● **Prompt**
Every line with the word "Female" in it should be extracted from the data that follows.

● **Data for this exercise**
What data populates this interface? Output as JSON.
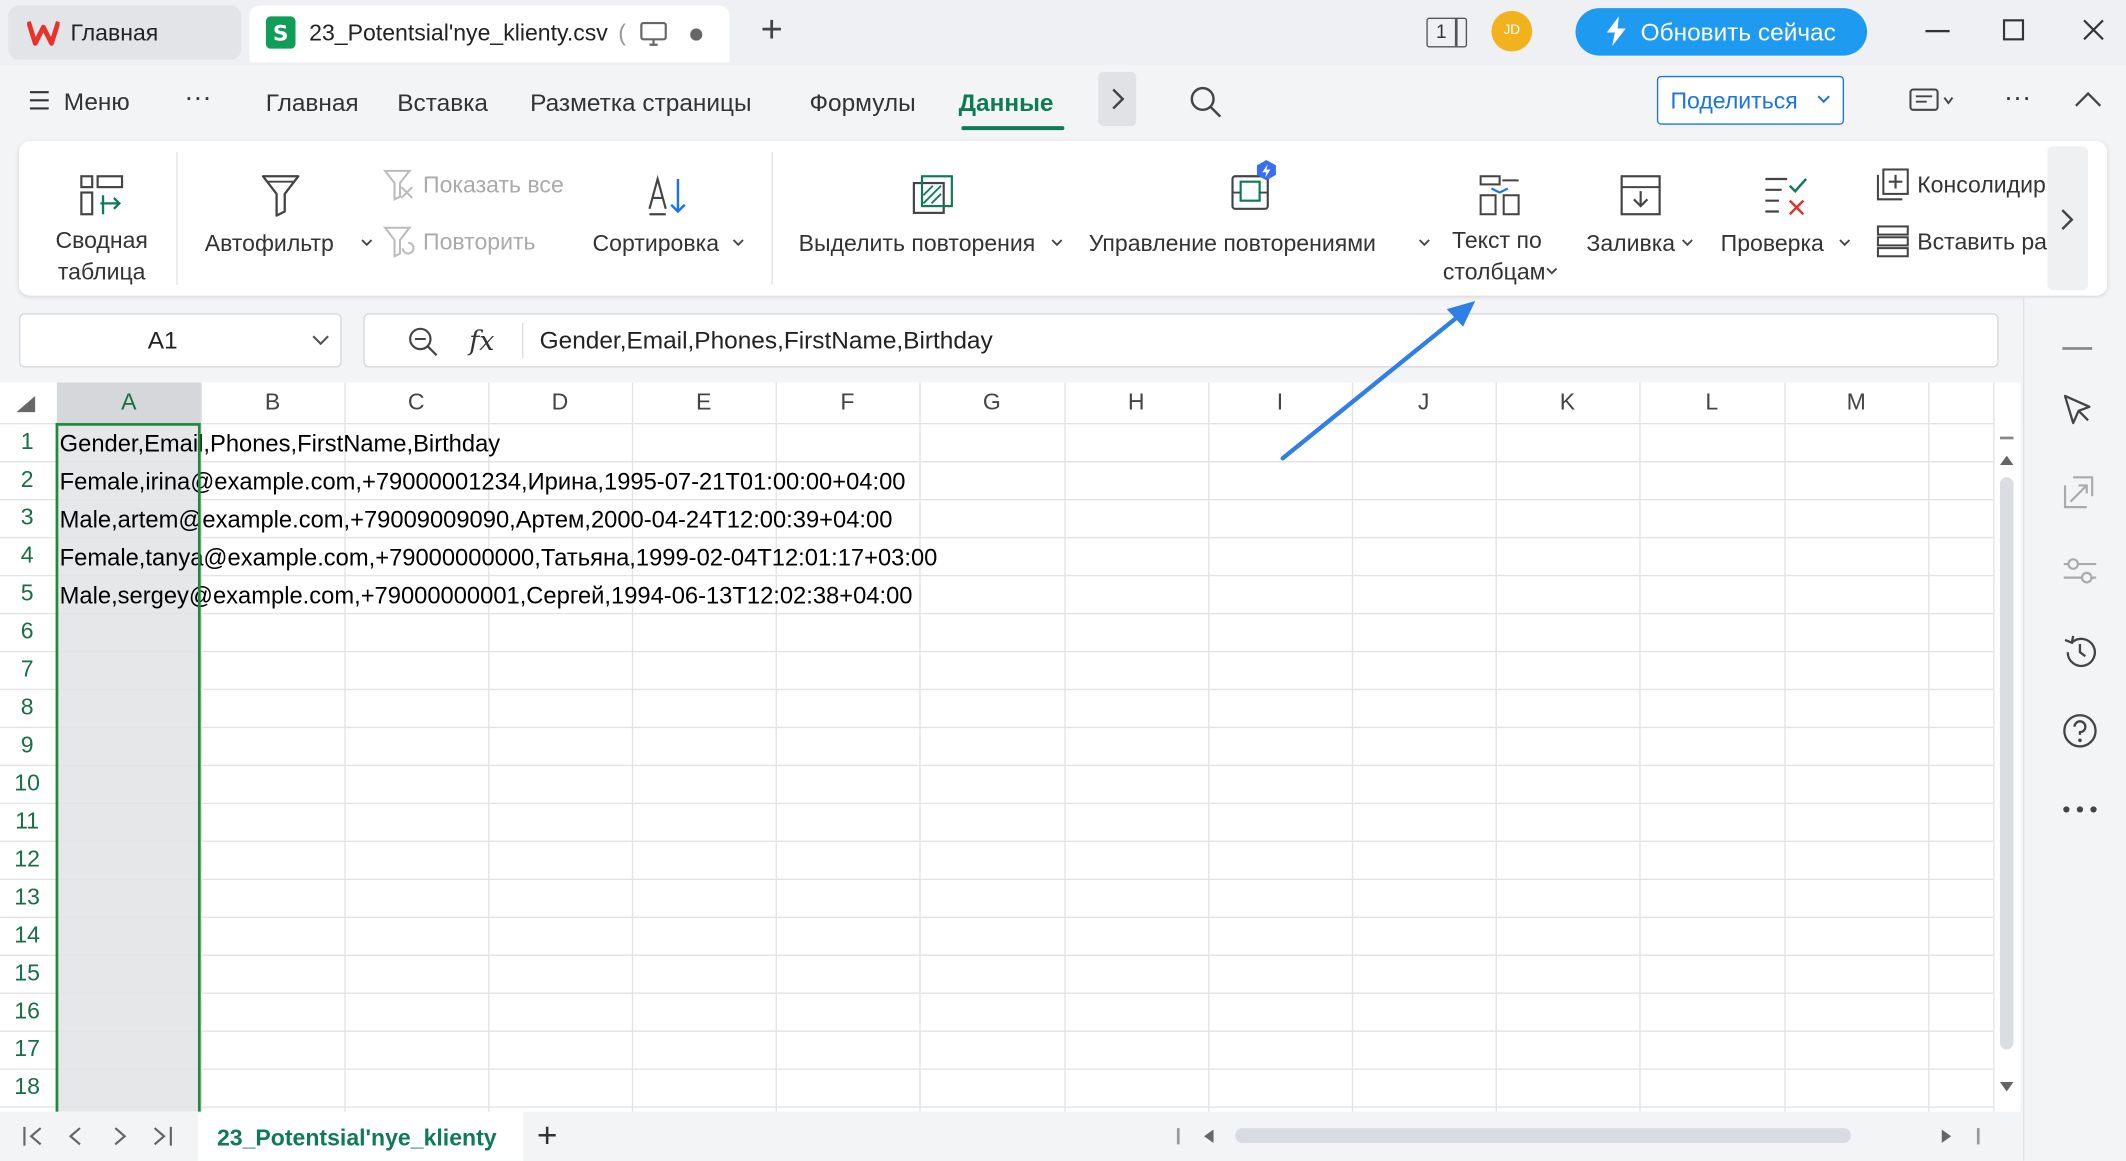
{
  "tabs": {
    "home_label": "Главная",
    "file_label": "23_Potentsial'nye_klienty.csv",
    "file_suffix": "(",
    "add_tab": "+"
  },
  "titlebar": {
    "page_count": "1",
    "avatar_initials": "JD",
    "update_button": "Обновить сейчас"
  },
  "menu": {
    "menu_label": "Меню",
    "more": "···",
    "items": [
      "Главная",
      "Вставка",
      "Разметка страницы",
      "Формулы",
      "Данные"
    ],
    "active_index": 4,
    "share_label": "Поделиться"
  },
  "ribbon": {
    "pivot_line1": "Сводная",
    "pivot_line2": "таблица",
    "autofilter": "Автофильтр",
    "show_all": "Показать все",
    "reapply": "Повторить",
    "sort": "Сортировка",
    "highlight_dupes": "Выделить повторения",
    "manage_dupes": "Управление повторениями",
    "text_to_cols_line1": "Текст по",
    "text_to_cols_line2": "столбцам",
    "fill": "Заливка",
    "validation": "Проверка",
    "consolidate": "Консолидир",
    "insert_rows": "Вставить ра"
  },
  "formula_bar": {
    "cell_ref": "A1",
    "fx": "fx",
    "content": "Gender,Email,Phones,FirstName,Birthday"
  },
  "grid": {
    "columns": [
      "A",
      "B",
      "C",
      "D",
      "E",
      "F",
      "G",
      "H",
      "I",
      "J",
      "K",
      "L",
      "M"
    ],
    "rows": [
      "1",
      "2",
      "3",
      "4",
      "5",
      "6",
      "7",
      "8",
      "9",
      "10",
      "11",
      "12",
      "13",
      "14",
      "15",
      "16",
      "17",
      "18"
    ],
    "cells": [
      "Gender,Email,Phones,FirstName,Birthday",
      "Female,irina@example.com,+79000001234,Ирина,1995-07-21T01:00:00+04:00",
      "Male,artem@example.com,+79009009090,Артем,2000-04-24T12:00:39+04:00",
      "Female,tanya@example.com,+79000000000,Татьяна,1999-02-04T12:01:17+03:00",
      "Male,sergey@example.com,+79000000001,Сергей,1994-06-13T12:02:38+04:00"
    ]
  },
  "sheets": {
    "active": "23_Potentsial'nye_klienty",
    "add": "+"
  },
  "colors": {
    "accent_green": "#0f7b54",
    "update_button": "#1e9bf0",
    "share_blue": "#1a73e8",
    "annotation_arrow": "#2f7fe6",
    "selection": "#1f8a3c"
  }
}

● **Answer to the task**
      "Female,irina@example.com,+79000001234,Ирина,1995-07-21T01:00:00+04:00",
      "Female,tanya@example.com,+79000000000,Татьяна,1999-02-04T12:01:17+03:00",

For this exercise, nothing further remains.